Exercise objective » Every entry must be given again exactly.

Part of a data file:
——
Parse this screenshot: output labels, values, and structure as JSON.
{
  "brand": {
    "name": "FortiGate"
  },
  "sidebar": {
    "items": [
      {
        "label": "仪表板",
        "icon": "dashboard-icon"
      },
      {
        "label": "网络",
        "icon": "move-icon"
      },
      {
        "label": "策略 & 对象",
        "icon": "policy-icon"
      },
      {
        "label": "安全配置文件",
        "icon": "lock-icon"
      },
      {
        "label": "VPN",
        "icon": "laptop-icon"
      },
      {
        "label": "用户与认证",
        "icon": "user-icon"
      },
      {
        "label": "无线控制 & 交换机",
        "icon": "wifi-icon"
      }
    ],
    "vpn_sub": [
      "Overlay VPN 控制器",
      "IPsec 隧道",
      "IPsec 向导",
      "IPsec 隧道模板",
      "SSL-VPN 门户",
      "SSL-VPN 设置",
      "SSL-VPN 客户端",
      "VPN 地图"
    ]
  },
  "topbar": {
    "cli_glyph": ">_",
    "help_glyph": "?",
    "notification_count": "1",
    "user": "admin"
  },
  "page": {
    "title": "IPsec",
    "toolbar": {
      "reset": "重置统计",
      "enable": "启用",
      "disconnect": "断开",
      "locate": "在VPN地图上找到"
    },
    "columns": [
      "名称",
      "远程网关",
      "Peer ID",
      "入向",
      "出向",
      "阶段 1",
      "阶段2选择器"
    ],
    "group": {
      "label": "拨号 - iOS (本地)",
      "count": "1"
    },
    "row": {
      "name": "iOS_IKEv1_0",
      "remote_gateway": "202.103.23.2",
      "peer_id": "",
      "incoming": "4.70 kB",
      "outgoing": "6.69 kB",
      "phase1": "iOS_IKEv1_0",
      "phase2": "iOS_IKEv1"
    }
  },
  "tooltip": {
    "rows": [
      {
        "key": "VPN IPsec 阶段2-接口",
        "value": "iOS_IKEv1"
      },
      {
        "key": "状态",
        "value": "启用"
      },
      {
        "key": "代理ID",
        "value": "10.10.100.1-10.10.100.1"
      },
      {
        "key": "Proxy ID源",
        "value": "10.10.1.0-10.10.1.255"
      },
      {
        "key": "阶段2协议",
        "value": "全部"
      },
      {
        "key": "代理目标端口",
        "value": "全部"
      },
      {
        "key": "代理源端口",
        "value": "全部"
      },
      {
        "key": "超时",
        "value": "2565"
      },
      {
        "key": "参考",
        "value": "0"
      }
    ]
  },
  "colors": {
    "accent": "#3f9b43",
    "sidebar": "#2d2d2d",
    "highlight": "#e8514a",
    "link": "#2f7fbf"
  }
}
——
Answer to the exercise »
Parse this screenshot: output labels, values, and structure as JSON.
{
  "brand": {
    "name": "FortiGate"
  },
  "sidebar": {
    "items": [
      {
        "label": "仪表板",
        "icon": "dashboard-icon"
      },
      {
        "label": "网络",
        "icon": "move-icon"
      },
      {
        "label": "策略 & 对象",
        "icon": "policy-icon"
      },
      {
        "label": "安全配置文件",
        "icon": "lock-icon"
      },
      {
        "label": "VPN",
        "icon": "laptop-icon"
      },
      {
        "label": "用户与认证",
        "icon": "user-icon"
      },
      {
        "label": "无线控制 & 交换机",
        "icon": "wifi-icon"
      }
    ],
    "vpn_sub": [
      "Overlay VPN 控制器",
      "IPsec 隧道",
      "IPsec 向导",
      "IPsec 隧道模板",
      "SSL-VPN 门户",
      "SSL-VPN 设置",
      "SSL-VPN 客户端",
      "VPN 地图"
    ]
  },
  "topbar": {
    "cli_glyph": ">_",
    "help_glyph": "?",
    "notification_count": "1",
    "user": "admin"
  },
  "page": {
    "title": "IPsec",
    "toolbar": {
      "reset": "重置统计",
      "enable": "启用",
      "disconnect": "断开",
      "locate": "在VPN地图上找到"
    },
    "columns": [
      "名称",
      "远程网关",
      "Peer ID",
      "入向",
      "出向",
      "阶段 1",
      "阶段2选择器"
    ],
    "group": {
      "label": "拨号 - iOS (本地)",
      "count": "1"
    },
    "row": {
      "name": "iOS_IKEv1_0",
      "remote_gateway": "202.103.23.2",
      "peer_id": "",
      "incoming": "4.70 kB",
      "outgoing": "6.69 kB",
      "phase1": "iOS_IKEv1_0",
      "phase2": "iOS_IKEv1"
    }
  },
  "tooltip": {
    "rows": [
      {
        "key": "VPN IPsec 阶段2-接口",
        "value": "iOS_IKEv1"
      },
      {
        "key": "状态",
        "value": "启用"
      },
      {
        "key": "代理ID",
        "value": "10.10.100.1-10.10.100.1"
      },
      {
        "key": "Proxy ID源",
        "value": "10.10.1.0-10.10.1.255"
      },
      {
        "key": "阶段2协议",
        "value": "全部"
      },
      {
        "key": "代理目标端口",
        "value": "全部"
      },
      {
        "key": "代理源端口",
        "value": "全部"
      },
      {
        "key": "超时",
        "value": "2565"
      },
      {
        "key": "参考",
        "value": "0"
      }
    ]
  },
  "colors": {
    "accent": "#3f9b43",
    "sidebar": "#2d2d2d",
    "highlight": "#e8514a",
    "link": "#2f7fbf"
  }
}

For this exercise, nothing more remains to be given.